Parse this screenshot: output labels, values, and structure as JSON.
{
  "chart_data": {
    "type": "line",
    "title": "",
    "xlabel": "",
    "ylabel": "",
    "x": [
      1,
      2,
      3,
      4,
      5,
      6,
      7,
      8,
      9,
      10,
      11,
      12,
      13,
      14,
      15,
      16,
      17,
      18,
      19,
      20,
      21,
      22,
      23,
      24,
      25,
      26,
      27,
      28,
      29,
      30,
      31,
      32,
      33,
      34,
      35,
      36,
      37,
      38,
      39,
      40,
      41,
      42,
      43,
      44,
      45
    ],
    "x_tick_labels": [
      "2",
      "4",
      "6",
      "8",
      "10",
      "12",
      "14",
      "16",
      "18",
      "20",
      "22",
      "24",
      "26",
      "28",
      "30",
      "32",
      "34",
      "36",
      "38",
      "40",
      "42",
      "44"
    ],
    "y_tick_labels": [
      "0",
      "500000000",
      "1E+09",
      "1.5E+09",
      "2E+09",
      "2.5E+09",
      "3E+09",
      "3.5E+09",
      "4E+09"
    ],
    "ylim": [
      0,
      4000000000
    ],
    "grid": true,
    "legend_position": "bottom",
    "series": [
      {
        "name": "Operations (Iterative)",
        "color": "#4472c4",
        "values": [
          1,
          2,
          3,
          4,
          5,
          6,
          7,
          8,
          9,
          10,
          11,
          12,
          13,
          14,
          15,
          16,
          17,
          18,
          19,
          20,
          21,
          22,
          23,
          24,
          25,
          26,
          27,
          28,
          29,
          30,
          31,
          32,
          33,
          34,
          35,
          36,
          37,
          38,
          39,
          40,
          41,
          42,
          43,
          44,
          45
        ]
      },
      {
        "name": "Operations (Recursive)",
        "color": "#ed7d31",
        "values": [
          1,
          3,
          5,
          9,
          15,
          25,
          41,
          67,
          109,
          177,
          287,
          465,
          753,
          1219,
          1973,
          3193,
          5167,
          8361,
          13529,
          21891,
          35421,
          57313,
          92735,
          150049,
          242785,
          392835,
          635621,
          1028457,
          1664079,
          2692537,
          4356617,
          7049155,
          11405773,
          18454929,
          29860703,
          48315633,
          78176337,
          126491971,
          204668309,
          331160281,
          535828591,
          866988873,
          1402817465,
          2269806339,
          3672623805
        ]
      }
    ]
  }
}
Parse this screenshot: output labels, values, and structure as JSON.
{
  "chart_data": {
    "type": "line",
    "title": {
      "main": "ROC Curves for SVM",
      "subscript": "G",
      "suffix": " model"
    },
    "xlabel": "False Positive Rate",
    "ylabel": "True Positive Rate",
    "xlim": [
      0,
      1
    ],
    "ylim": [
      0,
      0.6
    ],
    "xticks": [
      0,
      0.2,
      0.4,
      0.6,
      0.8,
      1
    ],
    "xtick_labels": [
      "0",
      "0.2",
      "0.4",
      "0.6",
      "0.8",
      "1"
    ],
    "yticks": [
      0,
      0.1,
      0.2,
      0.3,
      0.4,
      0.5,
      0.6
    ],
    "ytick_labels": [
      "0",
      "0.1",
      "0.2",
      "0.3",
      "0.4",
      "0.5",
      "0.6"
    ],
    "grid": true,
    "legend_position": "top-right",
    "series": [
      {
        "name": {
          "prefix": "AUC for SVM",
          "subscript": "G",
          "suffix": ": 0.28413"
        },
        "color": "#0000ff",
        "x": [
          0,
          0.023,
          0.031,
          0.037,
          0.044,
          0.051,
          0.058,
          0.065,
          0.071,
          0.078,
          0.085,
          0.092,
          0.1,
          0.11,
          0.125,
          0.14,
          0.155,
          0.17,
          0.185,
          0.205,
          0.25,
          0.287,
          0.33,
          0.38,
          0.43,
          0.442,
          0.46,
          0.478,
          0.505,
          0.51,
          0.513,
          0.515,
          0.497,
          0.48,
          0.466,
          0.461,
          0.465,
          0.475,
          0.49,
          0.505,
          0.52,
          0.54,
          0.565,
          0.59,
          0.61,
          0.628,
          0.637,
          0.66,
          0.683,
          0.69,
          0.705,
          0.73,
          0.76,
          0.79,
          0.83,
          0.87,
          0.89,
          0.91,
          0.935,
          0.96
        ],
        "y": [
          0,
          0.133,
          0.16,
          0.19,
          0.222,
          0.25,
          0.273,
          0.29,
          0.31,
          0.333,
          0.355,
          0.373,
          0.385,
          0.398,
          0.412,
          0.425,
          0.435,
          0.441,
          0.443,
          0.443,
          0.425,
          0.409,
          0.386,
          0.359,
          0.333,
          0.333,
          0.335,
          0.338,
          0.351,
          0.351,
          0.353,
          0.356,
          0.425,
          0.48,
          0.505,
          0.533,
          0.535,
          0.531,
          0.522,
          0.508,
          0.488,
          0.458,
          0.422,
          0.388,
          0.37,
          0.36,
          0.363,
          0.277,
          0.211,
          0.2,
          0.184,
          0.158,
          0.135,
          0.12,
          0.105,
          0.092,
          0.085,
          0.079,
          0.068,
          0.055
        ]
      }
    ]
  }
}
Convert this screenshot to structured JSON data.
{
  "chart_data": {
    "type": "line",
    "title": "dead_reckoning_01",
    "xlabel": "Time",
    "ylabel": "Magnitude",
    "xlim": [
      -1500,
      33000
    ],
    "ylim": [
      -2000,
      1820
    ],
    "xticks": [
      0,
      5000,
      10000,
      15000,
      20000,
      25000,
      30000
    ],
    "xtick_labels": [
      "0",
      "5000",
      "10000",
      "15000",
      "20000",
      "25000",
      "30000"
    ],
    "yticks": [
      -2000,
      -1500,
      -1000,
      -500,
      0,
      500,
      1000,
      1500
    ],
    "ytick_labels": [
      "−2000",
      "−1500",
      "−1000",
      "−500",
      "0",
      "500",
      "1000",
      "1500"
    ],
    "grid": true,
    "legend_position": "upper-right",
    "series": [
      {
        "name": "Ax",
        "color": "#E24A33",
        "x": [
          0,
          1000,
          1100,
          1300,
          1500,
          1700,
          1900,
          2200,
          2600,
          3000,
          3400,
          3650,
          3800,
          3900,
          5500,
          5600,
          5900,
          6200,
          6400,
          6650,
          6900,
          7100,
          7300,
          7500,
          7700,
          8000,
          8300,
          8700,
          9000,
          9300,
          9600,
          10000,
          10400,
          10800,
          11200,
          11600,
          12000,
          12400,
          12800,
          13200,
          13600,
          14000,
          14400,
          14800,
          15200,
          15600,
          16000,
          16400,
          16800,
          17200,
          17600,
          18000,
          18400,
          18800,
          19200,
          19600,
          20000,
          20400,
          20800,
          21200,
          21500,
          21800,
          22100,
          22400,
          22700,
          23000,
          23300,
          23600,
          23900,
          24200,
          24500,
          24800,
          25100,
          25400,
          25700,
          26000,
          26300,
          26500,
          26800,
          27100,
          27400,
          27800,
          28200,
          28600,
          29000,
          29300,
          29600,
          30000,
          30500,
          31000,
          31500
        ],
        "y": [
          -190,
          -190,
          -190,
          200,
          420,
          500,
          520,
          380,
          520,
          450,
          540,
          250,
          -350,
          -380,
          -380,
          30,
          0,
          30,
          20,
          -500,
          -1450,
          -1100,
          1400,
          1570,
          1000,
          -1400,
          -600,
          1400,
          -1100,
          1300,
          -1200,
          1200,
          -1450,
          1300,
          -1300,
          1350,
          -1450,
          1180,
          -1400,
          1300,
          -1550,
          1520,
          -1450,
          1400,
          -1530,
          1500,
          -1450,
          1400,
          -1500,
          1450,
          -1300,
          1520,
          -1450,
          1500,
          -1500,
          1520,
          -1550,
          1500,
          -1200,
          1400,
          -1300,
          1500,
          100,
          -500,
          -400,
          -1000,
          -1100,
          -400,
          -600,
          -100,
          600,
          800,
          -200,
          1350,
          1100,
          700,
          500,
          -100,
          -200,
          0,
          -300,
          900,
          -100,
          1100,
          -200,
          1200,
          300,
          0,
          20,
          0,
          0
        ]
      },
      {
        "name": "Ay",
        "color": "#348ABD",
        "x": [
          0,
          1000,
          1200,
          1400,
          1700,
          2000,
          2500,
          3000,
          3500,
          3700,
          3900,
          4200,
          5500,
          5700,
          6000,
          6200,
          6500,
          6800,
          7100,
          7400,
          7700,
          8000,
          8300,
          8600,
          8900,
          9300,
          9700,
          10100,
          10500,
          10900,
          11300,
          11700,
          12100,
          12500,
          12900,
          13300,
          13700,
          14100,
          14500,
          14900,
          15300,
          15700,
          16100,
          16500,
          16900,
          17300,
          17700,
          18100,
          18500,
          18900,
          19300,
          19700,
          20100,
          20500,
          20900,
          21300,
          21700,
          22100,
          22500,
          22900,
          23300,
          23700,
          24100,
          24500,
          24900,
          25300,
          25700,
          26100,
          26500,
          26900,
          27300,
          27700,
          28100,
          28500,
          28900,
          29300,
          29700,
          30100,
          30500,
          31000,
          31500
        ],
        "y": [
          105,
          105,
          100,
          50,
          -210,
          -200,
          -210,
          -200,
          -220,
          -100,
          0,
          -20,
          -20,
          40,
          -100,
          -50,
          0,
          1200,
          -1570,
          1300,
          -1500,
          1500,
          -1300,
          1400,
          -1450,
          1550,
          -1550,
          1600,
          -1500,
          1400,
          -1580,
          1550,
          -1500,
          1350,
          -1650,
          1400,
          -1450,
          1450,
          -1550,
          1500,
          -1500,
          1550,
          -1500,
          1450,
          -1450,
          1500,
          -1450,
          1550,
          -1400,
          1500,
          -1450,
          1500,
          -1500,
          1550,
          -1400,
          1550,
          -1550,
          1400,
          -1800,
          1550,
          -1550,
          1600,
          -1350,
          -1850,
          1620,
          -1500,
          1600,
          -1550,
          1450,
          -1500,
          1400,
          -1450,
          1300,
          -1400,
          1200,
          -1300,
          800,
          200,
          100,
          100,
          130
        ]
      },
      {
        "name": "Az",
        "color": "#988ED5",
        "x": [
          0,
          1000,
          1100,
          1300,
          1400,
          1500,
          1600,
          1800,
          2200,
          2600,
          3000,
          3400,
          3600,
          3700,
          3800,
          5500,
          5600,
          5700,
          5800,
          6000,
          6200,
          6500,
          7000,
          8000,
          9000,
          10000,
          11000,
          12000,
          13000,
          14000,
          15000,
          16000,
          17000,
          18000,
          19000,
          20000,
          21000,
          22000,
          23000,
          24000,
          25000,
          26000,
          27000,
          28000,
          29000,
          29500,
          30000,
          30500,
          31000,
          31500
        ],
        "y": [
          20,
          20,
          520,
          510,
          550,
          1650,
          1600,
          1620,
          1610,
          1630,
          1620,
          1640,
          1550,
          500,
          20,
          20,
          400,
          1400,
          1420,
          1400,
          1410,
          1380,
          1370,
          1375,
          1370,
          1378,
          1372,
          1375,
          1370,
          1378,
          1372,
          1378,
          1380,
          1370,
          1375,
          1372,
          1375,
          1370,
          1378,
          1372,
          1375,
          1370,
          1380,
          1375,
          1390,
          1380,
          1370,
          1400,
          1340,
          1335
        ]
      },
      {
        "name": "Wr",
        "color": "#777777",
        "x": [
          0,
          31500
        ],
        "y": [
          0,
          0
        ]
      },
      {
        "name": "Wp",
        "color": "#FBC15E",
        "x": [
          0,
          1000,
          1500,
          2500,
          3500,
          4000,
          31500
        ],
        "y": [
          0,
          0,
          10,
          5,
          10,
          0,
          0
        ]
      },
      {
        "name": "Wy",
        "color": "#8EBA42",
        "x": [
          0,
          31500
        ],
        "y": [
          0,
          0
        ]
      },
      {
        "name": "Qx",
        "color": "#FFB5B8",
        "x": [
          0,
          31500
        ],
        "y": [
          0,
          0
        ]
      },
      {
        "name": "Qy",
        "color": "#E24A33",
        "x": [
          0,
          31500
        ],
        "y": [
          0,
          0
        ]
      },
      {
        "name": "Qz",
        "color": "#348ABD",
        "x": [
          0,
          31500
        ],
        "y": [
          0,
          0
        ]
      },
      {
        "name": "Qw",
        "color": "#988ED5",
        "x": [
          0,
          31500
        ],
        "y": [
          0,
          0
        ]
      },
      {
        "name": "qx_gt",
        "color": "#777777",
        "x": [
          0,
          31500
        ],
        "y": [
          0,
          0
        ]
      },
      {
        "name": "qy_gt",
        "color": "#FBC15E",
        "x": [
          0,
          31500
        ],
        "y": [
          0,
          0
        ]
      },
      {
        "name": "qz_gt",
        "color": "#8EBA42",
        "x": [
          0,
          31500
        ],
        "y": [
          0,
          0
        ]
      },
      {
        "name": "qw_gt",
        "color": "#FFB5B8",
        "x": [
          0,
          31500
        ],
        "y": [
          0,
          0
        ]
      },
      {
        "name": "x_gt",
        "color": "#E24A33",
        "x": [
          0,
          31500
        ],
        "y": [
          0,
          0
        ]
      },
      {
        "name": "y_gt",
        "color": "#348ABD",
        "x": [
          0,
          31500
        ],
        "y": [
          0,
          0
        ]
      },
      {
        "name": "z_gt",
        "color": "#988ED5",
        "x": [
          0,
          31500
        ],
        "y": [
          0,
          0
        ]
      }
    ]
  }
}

◆ **The exercise**
Give the count of lines in the listing above that include "right", with no other words.

◆ **Finished answer**
2